* _Your instructions_: Copy every line of the data that contains the string "GDPpc".

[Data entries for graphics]
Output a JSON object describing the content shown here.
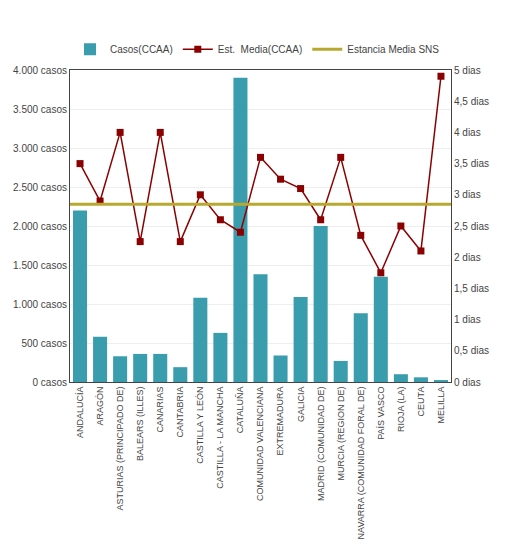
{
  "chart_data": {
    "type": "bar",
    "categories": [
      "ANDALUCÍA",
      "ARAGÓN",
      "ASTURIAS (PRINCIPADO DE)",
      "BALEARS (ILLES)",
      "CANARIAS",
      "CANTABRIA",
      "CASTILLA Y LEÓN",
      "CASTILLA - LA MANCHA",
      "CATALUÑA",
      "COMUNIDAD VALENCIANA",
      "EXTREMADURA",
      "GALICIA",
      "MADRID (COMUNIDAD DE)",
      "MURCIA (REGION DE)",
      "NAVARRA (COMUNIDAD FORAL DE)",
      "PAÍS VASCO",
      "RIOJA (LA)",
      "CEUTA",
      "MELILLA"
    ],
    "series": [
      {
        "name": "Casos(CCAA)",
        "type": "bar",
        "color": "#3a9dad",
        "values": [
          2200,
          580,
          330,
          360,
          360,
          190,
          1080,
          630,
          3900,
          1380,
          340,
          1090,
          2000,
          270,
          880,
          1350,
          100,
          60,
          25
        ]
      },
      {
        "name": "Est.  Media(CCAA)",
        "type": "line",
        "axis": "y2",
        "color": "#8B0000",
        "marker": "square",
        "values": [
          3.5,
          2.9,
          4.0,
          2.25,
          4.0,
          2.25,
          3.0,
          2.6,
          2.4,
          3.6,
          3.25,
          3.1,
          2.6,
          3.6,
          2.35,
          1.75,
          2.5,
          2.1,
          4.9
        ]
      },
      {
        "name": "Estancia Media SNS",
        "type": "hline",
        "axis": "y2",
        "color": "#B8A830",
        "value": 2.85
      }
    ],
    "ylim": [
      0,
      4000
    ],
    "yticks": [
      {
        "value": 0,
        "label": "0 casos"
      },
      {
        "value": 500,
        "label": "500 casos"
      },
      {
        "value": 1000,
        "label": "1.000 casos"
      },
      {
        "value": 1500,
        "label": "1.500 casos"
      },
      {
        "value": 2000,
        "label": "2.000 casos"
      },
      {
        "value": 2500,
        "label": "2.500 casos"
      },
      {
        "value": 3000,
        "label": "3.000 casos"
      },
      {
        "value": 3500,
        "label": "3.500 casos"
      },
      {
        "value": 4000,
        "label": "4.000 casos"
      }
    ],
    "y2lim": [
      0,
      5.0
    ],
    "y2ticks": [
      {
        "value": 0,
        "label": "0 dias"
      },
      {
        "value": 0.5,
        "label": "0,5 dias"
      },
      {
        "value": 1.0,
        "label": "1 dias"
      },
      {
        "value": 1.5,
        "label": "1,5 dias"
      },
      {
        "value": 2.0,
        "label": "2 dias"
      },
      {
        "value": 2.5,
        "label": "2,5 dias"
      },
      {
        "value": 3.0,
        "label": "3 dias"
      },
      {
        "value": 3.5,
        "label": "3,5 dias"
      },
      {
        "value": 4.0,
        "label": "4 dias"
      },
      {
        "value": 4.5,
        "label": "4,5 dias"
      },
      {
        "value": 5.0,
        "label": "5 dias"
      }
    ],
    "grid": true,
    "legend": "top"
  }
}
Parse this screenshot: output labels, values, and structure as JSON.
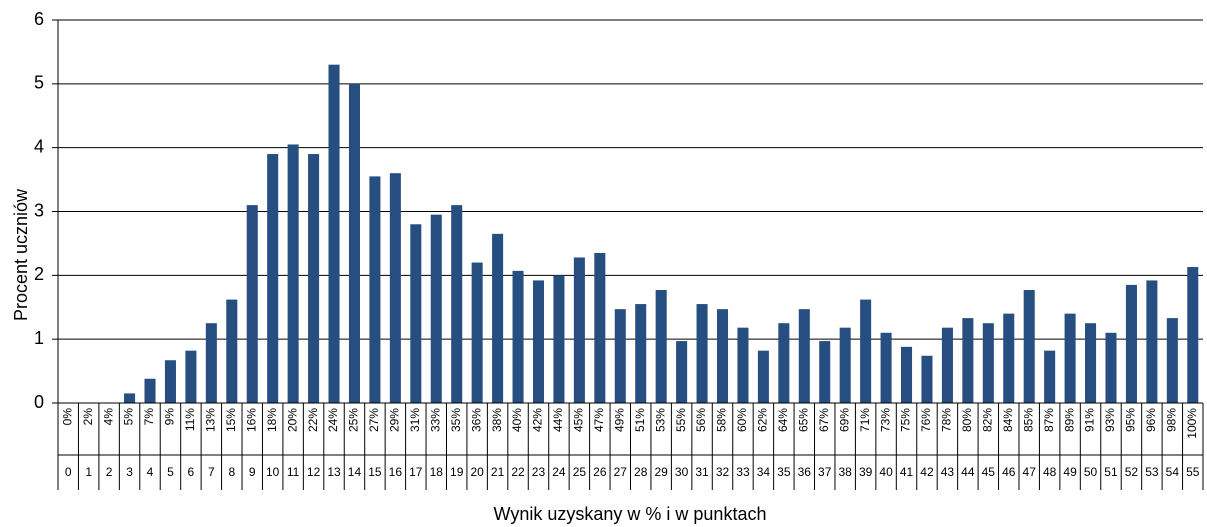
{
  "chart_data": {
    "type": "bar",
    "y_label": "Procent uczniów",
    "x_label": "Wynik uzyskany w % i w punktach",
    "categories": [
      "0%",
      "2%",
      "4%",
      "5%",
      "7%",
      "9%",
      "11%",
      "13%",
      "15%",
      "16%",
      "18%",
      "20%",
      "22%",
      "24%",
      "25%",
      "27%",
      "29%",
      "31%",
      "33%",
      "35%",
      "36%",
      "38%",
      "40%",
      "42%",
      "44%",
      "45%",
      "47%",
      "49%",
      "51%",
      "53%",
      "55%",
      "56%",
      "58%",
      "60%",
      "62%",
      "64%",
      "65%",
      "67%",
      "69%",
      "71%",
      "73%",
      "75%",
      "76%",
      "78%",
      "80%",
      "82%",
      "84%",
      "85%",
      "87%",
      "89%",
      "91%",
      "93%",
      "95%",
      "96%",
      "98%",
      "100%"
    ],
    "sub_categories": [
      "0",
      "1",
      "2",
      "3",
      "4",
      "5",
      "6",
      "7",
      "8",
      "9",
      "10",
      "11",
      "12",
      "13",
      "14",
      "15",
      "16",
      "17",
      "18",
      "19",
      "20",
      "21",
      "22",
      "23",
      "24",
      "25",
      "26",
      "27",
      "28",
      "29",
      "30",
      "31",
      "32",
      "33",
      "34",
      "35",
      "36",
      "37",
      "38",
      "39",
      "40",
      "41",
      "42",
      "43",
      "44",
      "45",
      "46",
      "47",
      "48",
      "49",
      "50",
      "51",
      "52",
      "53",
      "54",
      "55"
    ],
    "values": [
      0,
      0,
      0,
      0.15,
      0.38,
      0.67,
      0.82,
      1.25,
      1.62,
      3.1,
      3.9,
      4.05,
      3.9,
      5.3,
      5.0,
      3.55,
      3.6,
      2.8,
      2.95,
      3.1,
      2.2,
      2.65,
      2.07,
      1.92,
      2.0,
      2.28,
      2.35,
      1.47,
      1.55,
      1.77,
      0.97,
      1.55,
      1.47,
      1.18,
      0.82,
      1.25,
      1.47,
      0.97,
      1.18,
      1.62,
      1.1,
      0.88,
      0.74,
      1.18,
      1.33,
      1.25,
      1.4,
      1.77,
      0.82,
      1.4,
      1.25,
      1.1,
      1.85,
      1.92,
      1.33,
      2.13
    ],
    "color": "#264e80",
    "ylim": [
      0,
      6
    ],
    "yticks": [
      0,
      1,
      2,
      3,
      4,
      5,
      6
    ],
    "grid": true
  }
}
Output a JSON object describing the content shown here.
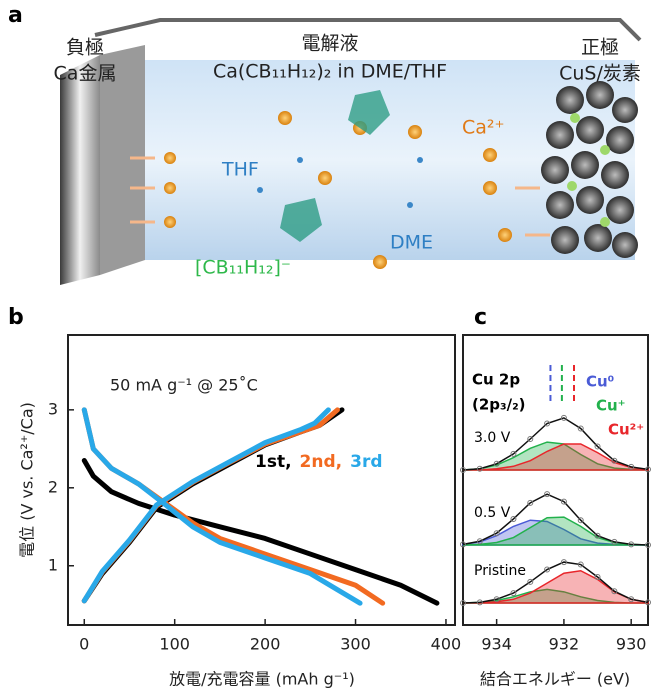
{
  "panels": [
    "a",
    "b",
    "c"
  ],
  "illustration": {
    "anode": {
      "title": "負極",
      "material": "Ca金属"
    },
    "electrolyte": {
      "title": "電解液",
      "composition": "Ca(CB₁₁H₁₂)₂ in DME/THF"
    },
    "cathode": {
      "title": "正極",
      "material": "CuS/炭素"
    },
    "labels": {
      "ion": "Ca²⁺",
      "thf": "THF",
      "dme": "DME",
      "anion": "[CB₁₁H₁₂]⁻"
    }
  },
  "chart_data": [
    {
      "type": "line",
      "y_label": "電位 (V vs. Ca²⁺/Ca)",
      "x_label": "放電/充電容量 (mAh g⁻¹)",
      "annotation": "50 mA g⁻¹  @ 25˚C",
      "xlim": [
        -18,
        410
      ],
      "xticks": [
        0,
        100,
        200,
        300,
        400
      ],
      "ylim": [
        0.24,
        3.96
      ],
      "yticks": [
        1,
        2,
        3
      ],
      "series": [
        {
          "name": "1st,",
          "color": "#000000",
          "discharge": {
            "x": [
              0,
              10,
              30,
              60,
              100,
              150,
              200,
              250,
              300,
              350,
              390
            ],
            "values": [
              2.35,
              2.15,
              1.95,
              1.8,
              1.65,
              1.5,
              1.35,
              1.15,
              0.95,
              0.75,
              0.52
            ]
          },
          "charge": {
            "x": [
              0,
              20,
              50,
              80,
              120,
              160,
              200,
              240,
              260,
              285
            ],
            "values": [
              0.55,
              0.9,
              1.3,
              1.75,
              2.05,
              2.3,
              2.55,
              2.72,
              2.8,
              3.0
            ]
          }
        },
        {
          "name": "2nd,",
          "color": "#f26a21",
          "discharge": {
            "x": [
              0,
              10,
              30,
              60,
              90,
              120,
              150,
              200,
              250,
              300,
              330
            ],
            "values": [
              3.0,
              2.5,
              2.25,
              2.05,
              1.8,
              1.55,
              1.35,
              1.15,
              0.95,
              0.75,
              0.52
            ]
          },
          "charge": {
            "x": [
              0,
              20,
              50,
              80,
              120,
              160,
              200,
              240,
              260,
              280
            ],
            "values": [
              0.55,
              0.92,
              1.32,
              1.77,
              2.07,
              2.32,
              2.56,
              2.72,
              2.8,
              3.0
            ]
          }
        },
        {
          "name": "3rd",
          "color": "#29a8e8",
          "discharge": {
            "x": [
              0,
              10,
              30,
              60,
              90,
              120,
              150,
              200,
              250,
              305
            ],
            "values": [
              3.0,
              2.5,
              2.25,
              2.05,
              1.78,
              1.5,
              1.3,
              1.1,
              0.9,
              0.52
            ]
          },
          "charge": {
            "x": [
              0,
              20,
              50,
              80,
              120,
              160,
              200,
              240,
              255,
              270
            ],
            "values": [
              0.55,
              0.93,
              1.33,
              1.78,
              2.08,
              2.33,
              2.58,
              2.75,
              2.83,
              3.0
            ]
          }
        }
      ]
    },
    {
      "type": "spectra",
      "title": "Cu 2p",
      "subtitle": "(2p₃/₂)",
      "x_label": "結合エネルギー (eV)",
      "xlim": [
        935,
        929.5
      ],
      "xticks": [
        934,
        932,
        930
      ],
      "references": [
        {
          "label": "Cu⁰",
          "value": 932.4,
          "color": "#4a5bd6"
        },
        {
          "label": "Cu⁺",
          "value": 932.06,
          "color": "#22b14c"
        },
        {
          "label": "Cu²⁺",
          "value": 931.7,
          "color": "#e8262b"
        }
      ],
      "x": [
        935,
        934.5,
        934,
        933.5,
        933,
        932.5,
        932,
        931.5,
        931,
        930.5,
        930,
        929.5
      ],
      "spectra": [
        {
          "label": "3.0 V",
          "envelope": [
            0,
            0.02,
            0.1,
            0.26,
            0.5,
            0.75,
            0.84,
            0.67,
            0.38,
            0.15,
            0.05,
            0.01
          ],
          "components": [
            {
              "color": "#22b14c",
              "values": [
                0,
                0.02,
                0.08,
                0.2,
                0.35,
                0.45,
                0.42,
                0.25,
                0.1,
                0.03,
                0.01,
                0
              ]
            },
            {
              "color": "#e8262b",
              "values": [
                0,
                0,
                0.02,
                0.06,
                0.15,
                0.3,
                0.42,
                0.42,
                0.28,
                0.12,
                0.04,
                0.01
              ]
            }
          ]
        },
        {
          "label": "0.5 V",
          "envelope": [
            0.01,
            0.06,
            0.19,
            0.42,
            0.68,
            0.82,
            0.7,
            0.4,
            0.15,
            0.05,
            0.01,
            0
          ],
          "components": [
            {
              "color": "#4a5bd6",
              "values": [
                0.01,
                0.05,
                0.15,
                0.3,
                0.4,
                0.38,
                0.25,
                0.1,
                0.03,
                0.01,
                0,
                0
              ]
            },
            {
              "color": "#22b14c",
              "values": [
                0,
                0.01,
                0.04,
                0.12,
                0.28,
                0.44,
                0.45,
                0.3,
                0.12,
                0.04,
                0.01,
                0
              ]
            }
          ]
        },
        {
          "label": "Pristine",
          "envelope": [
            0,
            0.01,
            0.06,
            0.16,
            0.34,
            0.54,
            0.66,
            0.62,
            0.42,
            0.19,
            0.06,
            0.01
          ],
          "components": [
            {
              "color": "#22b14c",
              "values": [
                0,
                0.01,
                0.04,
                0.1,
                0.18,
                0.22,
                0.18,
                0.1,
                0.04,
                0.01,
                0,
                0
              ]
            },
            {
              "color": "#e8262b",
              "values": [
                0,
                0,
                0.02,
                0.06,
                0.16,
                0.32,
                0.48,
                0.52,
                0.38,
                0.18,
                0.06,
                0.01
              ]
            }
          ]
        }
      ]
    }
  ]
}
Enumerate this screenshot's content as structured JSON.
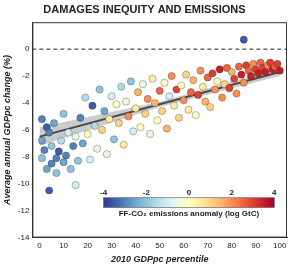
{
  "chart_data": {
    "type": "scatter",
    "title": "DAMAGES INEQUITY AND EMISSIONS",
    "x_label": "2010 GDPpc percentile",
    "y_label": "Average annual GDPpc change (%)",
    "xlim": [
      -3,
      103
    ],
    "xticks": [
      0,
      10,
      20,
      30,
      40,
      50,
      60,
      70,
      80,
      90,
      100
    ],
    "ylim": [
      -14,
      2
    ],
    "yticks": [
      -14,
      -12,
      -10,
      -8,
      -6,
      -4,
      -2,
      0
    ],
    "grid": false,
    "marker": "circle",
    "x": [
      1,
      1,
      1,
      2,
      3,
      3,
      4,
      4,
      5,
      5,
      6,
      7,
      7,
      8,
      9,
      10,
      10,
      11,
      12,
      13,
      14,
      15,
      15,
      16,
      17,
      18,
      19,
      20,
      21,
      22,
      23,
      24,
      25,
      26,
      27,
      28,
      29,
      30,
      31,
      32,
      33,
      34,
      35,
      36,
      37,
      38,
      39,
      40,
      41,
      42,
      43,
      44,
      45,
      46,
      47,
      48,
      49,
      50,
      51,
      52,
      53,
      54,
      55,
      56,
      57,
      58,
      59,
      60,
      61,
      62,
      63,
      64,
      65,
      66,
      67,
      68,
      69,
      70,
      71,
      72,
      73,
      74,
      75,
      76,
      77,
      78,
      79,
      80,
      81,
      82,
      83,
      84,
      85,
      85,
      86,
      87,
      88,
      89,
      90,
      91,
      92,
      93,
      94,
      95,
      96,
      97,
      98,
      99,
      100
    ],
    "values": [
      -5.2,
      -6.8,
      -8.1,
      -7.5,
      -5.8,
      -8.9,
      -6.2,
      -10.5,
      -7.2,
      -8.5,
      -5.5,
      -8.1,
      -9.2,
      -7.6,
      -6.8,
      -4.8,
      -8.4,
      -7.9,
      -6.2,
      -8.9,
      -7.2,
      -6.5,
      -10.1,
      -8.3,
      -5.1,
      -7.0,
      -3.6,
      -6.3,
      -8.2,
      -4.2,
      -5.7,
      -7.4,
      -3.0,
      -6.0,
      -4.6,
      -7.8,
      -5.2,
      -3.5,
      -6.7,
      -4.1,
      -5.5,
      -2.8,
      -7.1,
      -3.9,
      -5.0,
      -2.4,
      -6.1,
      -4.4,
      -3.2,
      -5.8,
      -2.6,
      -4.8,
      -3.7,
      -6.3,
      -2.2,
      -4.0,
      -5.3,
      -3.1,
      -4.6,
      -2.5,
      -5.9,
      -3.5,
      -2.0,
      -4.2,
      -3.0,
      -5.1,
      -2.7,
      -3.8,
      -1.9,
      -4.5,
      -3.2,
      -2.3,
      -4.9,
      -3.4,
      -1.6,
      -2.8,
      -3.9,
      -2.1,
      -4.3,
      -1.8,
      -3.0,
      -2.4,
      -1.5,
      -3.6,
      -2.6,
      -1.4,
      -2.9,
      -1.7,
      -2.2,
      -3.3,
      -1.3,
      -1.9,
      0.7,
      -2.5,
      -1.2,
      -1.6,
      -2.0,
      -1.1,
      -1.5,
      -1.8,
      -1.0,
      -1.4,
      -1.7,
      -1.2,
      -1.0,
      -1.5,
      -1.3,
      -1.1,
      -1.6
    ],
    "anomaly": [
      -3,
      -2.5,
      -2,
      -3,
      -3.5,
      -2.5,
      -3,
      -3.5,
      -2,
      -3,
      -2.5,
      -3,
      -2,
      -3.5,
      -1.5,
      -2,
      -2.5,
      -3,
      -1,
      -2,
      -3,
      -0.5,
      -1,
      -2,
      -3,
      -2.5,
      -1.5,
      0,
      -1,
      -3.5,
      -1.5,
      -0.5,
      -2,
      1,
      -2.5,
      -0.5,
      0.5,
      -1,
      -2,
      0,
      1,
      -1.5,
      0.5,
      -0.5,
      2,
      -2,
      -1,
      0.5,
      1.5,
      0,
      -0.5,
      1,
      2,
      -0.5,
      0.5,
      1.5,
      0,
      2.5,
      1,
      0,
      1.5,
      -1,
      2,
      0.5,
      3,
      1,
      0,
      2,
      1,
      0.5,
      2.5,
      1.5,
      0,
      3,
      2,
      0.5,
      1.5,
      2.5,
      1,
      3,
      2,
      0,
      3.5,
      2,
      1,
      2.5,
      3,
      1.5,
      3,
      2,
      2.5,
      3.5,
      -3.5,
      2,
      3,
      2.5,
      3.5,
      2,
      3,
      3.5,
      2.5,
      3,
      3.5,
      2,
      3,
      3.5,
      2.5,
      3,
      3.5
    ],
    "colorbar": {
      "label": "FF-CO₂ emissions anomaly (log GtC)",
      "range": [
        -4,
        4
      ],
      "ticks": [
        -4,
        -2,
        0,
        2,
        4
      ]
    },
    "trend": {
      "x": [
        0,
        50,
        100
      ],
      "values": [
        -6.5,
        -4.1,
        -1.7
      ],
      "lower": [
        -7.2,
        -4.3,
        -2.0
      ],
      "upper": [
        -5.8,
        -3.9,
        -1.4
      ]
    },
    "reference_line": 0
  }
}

* _Task response_:
    "x_label": "2010 GDPpc percentile",
    "y_label": "Average annual GDPpc change (%)",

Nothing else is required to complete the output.